■ **WHAT THIS TASK INVOLVES**: The data below is to be returned in full and exactly.

--- INFORMATION SUPPLIED ---

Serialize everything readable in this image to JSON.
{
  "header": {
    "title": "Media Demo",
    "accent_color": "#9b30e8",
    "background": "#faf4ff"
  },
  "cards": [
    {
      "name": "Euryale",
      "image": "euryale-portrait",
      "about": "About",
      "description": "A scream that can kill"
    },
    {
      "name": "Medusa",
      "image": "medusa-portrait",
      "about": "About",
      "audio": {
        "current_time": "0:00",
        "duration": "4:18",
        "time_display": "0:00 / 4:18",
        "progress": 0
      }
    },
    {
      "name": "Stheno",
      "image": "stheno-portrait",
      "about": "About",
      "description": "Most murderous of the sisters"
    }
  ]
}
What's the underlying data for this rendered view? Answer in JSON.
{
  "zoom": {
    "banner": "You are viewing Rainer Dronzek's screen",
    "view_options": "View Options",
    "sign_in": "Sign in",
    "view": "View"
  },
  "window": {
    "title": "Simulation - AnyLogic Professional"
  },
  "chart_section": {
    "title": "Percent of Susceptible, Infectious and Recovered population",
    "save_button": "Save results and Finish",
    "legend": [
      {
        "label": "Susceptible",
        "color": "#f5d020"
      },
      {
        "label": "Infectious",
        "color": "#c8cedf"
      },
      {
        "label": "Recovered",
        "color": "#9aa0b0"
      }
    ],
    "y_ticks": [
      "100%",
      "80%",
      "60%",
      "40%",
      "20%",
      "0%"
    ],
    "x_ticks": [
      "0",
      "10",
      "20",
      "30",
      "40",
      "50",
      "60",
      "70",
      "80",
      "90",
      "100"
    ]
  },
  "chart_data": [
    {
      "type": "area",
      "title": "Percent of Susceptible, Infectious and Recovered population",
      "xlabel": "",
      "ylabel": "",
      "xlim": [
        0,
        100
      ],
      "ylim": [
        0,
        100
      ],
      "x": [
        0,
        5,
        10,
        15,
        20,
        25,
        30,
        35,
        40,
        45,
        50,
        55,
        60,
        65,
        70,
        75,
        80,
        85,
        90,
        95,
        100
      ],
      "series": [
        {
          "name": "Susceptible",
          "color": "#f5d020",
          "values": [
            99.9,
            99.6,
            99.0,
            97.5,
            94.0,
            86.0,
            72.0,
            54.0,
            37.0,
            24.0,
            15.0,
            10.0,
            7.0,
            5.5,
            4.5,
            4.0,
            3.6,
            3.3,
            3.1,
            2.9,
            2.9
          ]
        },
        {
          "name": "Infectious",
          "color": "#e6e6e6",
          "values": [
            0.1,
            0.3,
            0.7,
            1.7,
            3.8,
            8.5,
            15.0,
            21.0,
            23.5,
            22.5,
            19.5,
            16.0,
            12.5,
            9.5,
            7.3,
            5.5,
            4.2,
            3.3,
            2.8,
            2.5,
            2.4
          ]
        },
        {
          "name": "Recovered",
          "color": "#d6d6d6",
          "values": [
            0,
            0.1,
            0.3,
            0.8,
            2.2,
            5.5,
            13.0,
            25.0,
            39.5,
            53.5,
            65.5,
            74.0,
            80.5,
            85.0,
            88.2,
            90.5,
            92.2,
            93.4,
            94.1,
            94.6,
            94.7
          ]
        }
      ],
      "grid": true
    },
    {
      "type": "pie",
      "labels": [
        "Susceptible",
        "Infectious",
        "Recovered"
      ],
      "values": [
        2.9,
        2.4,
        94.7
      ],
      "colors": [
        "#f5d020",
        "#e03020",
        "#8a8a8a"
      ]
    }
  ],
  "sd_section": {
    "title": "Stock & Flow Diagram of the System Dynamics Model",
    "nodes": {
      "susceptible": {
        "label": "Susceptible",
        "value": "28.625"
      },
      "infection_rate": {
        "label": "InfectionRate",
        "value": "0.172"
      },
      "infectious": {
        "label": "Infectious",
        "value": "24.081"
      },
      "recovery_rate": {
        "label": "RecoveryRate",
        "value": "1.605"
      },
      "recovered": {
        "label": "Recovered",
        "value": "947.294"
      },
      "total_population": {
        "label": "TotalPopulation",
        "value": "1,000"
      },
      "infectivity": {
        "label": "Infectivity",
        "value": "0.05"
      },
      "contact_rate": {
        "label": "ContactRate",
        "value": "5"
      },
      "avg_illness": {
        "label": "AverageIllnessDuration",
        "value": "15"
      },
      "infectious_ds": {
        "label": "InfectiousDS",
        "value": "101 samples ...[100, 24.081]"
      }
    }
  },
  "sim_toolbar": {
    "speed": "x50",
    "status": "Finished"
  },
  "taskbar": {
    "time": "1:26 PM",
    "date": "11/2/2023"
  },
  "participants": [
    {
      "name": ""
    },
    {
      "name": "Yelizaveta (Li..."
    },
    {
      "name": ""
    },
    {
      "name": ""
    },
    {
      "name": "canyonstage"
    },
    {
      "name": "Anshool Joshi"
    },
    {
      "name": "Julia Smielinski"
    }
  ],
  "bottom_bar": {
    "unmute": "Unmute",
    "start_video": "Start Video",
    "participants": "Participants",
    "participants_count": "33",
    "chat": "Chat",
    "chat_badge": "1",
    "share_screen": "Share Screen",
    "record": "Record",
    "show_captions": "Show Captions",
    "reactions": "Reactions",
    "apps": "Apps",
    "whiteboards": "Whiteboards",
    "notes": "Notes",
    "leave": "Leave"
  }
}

---

■ **FINISHED EXERCISE**:
Serialize everything readable in this image to JSON.
{
  "header": {
    "title": "Media Demo",
    "accent_color": "#9b30e8",
    "background": "#faf4ff"
  },
  "cards": [
    {
      "name": "Euryale",
      "image": "euryale-portrait",
      "about": "About",
      "description": "A scream that can kill"
    },
    {
      "name": "Medusa",
      "image": "medusa-portrait",
      "about": "About",
      "audio": {
        "current_time": "0:00",
        "duration": "4:18",
        "time_display": "0:00 / 4:18",
        "progress": 0
      }
    },
    {
      "name": "Stheno",
      "image": "stheno-portrait",
      "about": "About",
      "description": "Most murderous of the sisters"
    }
  ]
}
What's the underlying data for this rendered view? Answer in JSON.
{
  "zoom": {
    "banner": "You are viewing Rainer Dronzek's screen",
    "view_options": "View Options",
    "sign_in": "Sign in",
    "view": "View"
  },
  "window": {
    "title": "Simulation - AnyLogic Professional"
  },
  "chart_section": {
    "title": "Percent of Susceptible, Infectious and Recovered population",
    "save_button": "Save results and Finish",
    "legend": [
      {
        "label": "Susceptible",
        "color": "#f5d020"
      },
      {
        "label": "Infectious",
        "color": "#c8cedf"
      },
      {
        "label": "Recovered",
        "color": "#9aa0b0"
      }
    ],
    "y_ticks": [
      "100%",
      "80%",
      "60%",
      "40%",
      "20%",
      "0%"
    ],
    "x_ticks": [
      "0",
      "10",
      "20",
      "30",
      "40",
      "50",
      "60",
      "70",
      "80",
      "90",
      "100"
    ]
  },
  "chart_data": [
    {
      "type": "area",
      "title": "Percent of Susceptible, Infectious and Recovered population",
      "xlabel": "",
      "ylabel": "",
      "xlim": [
        0,
        100
      ],
      "ylim": [
        0,
        100
      ],
      "x": [
        0,
        5,
        10,
        15,
        20,
        25,
        30,
        35,
        40,
        45,
        50,
        55,
        60,
        65,
        70,
        75,
        80,
        85,
        90,
        95,
        100
      ],
      "series": [
        {
          "name": "Susceptible",
          "color": "#f5d020",
          "values": [
            99.9,
            99.6,
            99.0,
            97.5,
            94.0,
            86.0,
            72.0,
            54.0,
            37.0,
            24.0,
            15.0,
            10.0,
            7.0,
            5.5,
            4.5,
            4.0,
            3.6,
            3.3,
            3.1,
            2.9,
            2.9
          ]
        },
        {
          "name": "Infectious",
          "color": "#e6e6e6",
          "values": [
            0.1,
            0.3,
            0.7,
            1.7,
            3.8,
            8.5,
            15.0,
            21.0,
            23.5,
            22.5,
            19.5,
            16.0,
            12.5,
            9.5,
            7.3,
            5.5,
            4.2,
            3.3,
            2.8,
            2.5,
            2.4
          ]
        },
        {
          "name": "Recovered",
          "color": "#d6d6d6",
          "values": [
            0,
            0.1,
            0.3,
            0.8,
            2.2,
            5.5,
            13.0,
            25.0,
            39.5,
            53.5,
            65.5,
            74.0,
            80.5,
            85.0,
            88.2,
            90.5,
            92.2,
            93.4,
            94.1,
            94.6,
            94.7
          ]
        }
      ],
      "grid": true
    },
    {
      "type": "pie",
      "labels": [
        "Susceptible",
        "Infectious",
        "Recovered"
      ],
      "values": [
        2.9,
        2.4,
        94.7
      ],
      "colors": [
        "#f5d020",
        "#e03020",
        "#8a8a8a"
      ]
    }
  ],
  "sd_section": {
    "title": "Stock & Flow Diagram of the System Dynamics Model",
    "nodes": {
      "susceptible": {
        "label": "Susceptible",
        "value": "28.625"
      },
      "infection_rate": {
        "label": "InfectionRate",
        "value": "0.172"
      },
      "infectious": {
        "label": "Infectious",
        "value": "24.081"
      },
      "recovery_rate": {
        "label": "RecoveryRate",
        "value": "1.605"
      },
      "recovered": {
        "label": "Recovered",
        "value": "947.294"
      },
      "total_population": {
        "label": "TotalPopulation",
        "value": "1,000"
      },
      "infectivity": {
        "label": "Infectivity",
        "value": "0.05"
      },
      "contact_rate": {
        "label": "ContactRate",
        "value": "5"
      },
      "avg_illness": {
        "label": "AverageIllnessDuration",
        "value": "15"
      },
      "infectious_ds": {
        "label": "InfectiousDS",
        "value": "101 samples ...[100, 24.081]"
      }
    }
  },
  "sim_toolbar": {
    "speed": "x50",
    "status": "Finished"
  },
  "taskbar": {
    "time": "1:26 PM",
    "date": "11/2/2023"
  },
  "participants": [
    {
      "name": ""
    },
    {
      "name": "Yelizaveta (Li..."
    },
    {
      "name": ""
    },
    {
      "name": ""
    },
    {
      "name": "canyonstage"
    },
    {
      "name": "Anshool Joshi"
    },
    {
      "name": "Julia Smielinski"
    }
  ],
  "bottom_bar": {
    "unmute": "Unmute",
    "start_video": "Start Video",
    "participants": "Participants",
    "participants_count": "33",
    "chat": "Chat",
    "chat_badge": "1",
    "share_screen": "Share Screen",
    "record": "Record",
    "show_captions": "Show Captions",
    "reactions": "Reactions",
    "apps": "Apps",
    "whiteboards": "Whiteboards",
    "notes": "Notes",
    "leave": "Leave"
  }
}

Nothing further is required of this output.